- SET PROBLEM 1 -
In the thread on managing users and groups, what does fryke suggest to Sunnz for managing users and groups on OS X?
— start EXCERPTED TEXT —
# How do I manage user & groups?



## Sunnz (Apr 28, 2007)

Ok so I need to create a new group and add an existing user (myself) to this group.

This is how I usually do it on a nix box:
groupadd -g 8080 mygroup
usermod -G mygroup myuser

But I can't find these commands on OS X...

I tried looking at System Preference but can't find anything like this, how do I manage users & groups on OS X?


----------



## fryke (Apr 28, 2007)

NetInfo Manager?


----------



## Sunnz (Apr 28, 2007)

Hey thanks, NetInfo is... different!!


----------



## fryke (Apr 28, 2007)

I guess it's to freak out beginners.


----------



## Sunnz (Apr 28, 2007)

Well I don't know, it feels like regedit on M$, but got that nix touch in it....


----------



## bartcatz (May 5, 2007)

remember that the directory services store all user and group information.  The traditional /etc/group etc are only used in single user mode.

so, you can use the dscl command to create and update groups from the command line (into the directory).  such as:

dscl . create /groups/sunnz gid 1000
dscl . create /groups/sunnz passwd '*'
dscl . merge /groups/sunnz users user1 user2

above creates a group 'sunnz' with gid 1000 and adds user1 and user2 to it.

you can check your work in the netinfo  manager with:

nidump group . | grep sunnz

Netinfo might be more straightforward!


----------



## Sunnz (May 5, 2007)

Yea Netinfo seems to be a bit easier...

I mean, what's dscl? Kind of counter-intuitive compared to groupadd and stuff.


----------



## bartcatz (May 5, 2007)

object oriented mumbo jumbo!  dscl is a generic interface for managing the data in the repository.  I've used AIX, with it's odm, so I'm kinda used to it.  but I use netinfo for this stuff...onry if I was automating a bunch of stuff would I use dscl.  onesy twosey is too easy though gui.


----------
— end EXCERPTED TEXT —
— start RECORDS FOR THE EXERCISE —
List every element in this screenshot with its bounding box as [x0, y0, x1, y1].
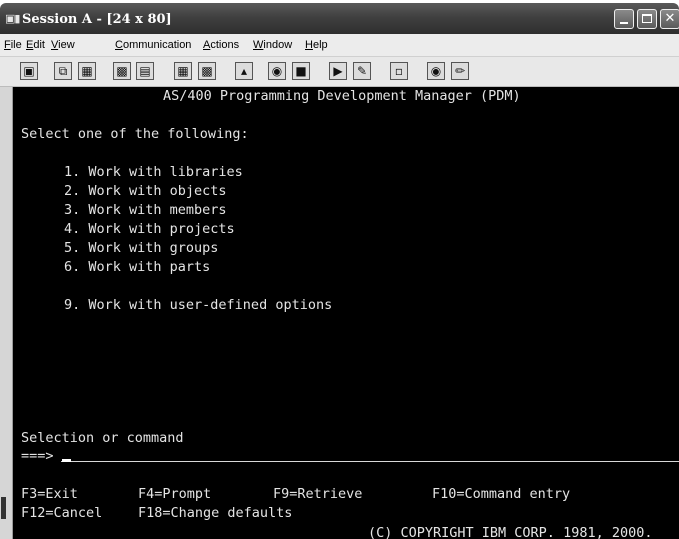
minimize-icon	[620, 22, 628, 24]
command-input-field[interactable]	[61, 461, 679, 462]
fkey-f9[interactable]: F9=Retrieve	[273, 486, 362, 502]
menu-actions-label: ctions	[210, 39, 240, 51]
menu-window-label: indow	[263, 39, 293, 51]
selection-label: Selection or command	[21, 430, 184, 446]
stop-macro-icon[interactable]: ■	[292, 62, 310, 80]
menu-help-label: elp	[312, 39, 328, 51]
menu-window-accelerator: W	[253, 39, 264, 51]
menu-edit[interactable]: Edit	[26, 34, 45, 56]
minimize-button[interactable]	[614, 9, 634, 29]
receive-file-icon[interactable]: ▤	[136, 62, 154, 80]
menu-actions[interactable]: Actions	[203, 34, 239, 56]
instruction-text: Select one of the following:	[21, 126, 249, 142]
menu-window[interactable]: Window	[253, 34, 292, 56]
option-item: 2. Work with objects	[64, 183, 227, 199]
menu-view-label: iew	[58, 39, 75, 51]
menu-help-accelerator: H	[305, 39, 313, 51]
left-frame	[0, 87, 13, 539]
display-icon[interactable]: ▦	[174, 62, 192, 80]
copy-icon[interactable]: ⧉	[54, 62, 72, 80]
fkey-f4[interactable]: F4=Prompt	[138, 486, 211, 502]
option-item: 4. Work with projects	[64, 221, 235, 237]
play-macro-icon[interactable]: ▶	[329, 62, 347, 80]
option-item: 3. Work with members	[64, 202, 227, 218]
title-bar: ▣▮ Session A - [24 x 80] ✕	[0, 3, 679, 34]
option-item: 5. Work with groups	[64, 240, 219, 256]
window-title: Session A - [24 x 80]	[22, 12, 172, 27]
edit-macro-icon[interactable]: ✎	[353, 62, 371, 80]
session-icon[interactable]: ▣▮	[5, 13, 21, 25]
send-file-icon[interactable]: ▩	[113, 62, 131, 80]
maximize-button[interactable]	[637, 9, 657, 29]
menu-help[interactable]: Help	[305, 34, 328, 56]
option-item: 1. Work with libraries	[64, 164, 243, 180]
keypad-icon[interactable]: ▩	[198, 62, 216, 80]
fkey-f3[interactable]: F3=Exit	[21, 486, 78, 502]
menu-file-accelerator: F	[4, 39, 11, 51]
emulator-window: ▣▮ Session A - [24 x 80] ✕ File Edit Vie…	[0, 0, 679, 539]
maximize-icon	[642, 14, 652, 23]
toolbar: ▣ ⧉ ▦ ▩ ▤ ▦ ▩ ▴ ◉ ■ ▶ ✎ ▫ ◉ ✏	[0, 57, 679, 87]
menu-view[interactable]: View	[51, 34, 75, 56]
fkey-f10[interactable]: F10=Command entry	[432, 486, 570, 502]
menu-communication[interactable]: Communication	[115, 34, 191, 56]
text-cursor	[62, 459, 71, 462]
option-item: 6. Work with parts	[64, 259, 211, 275]
edit-pen-icon[interactable]: ✏	[451, 62, 469, 80]
close-button[interactable]: ✕	[660, 9, 679, 29]
command-prompt: ===>	[21, 448, 54, 464]
copyright-text: (C) COPYRIGHT IBM CORP. 1981, 2000.	[368, 525, 653, 539]
fkey-f18[interactable]: F18=Change defaults	[138, 505, 292, 521]
fkey-f12[interactable]: F12=Cancel	[21, 505, 102, 521]
screen-title: AS/400 Programming Development Manager (…	[163, 88, 521, 104]
menu-file[interactable]: File	[4, 34, 22, 56]
web-icon[interactable]: ◉	[427, 62, 445, 80]
menu-bar: File Edit View Communication Actions Win…	[0, 34, 679, 57]
close-icon: ✕	[664, 11, 676, 26]
print-screen-icon[interactable]: ▣	[20, 62, 38, 80]
clipboard-icon[interactable]: ▫	[390, 62, 408, 80]
macro-icon[interactable]: ▴	[235, 62, 253, 80]
menu-edit-label: dit	[33, 39, 45, 51]
option-item: 9. Work with user-defined options	[64, 297, 333, 313]
frame-marker	[1, 497, 6, 519]
menu-communication-accelerator: C	[115, 39, 123, 51]
menu-communication-label: ommunication	[122, 39, 192, 51]
paste-icon[interactable]: ▦	[78, 62, 96, 80]
record-macro-icon[interactable]: ◉	[268, 62, 286, 80]
menu-file-label: ile	[10, 39, 22, 51]
terminal-screen[interactable]: AS/400 Programming Development Manager (…	[13, 87, 679, 539]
— end RECORDS FOR THE EXERCISE —
- SET PROBLEM 2 -
Rewrite the part of the records that opens with the line containing "22, 628, 24]" and closes with the line containing "486, 211, 502]", replacing "Retrieve" with "Recall" and leaving everything else unchanged.

- CORRECT RESULT 1 -
NetInfo Manager.

- CORRECT RESULT 2 -
minimize-icon	[620, 22, 628, 24]
command-input-field[interactable]	[61, 461, 679, 462]
fkey-f9[interactable]: F9=Recall	[273, 486, 362, 502]
menu-actions-label: ctions	[210, 39, 240, 51]
menu-window-label: indow	[263, 39, 293, 51]
selection-label: Selection or command	[21, 430, 184, 446]
stop-macro-icon[interactable]: ■	[292, 62, 310, 80]
menu-help-label: elp	[312, 39, 328, 51]
menu-window-accelerator: W	[253, 39, 264, 51]
menu-edit[interactable]: Edit	[26, 34, 45, 56]
minimize-button[interactable]	[614, 9, 634, 29]
receive-file-icon[interactable]: ▤	[136, 62, 154, 80]
menu-actions[interactable]: Actions	[203, 34, 239, 56]
instruction-text: Select one of the following:	[21, 126, 249, 142]
menu-window[interactable]: Window	[253, 34, 292, 56]
option-item: 2. Work with objects	[64, 183, 227, 199]
menu-view-label: iew	[58, 39, 75, 51]
menu-help-accelerator: H	[305, 39, 313, 51]
left-frame	[0, 87, 13, 539]
display-icon[interactable]: ▦	[174, 62, 192, 80]
copy-icon[interactable]: ⧉	[54, 62, 72, 80]
fkey-f4[interactable]: F4=Prompt	[138, 486, 211, 502]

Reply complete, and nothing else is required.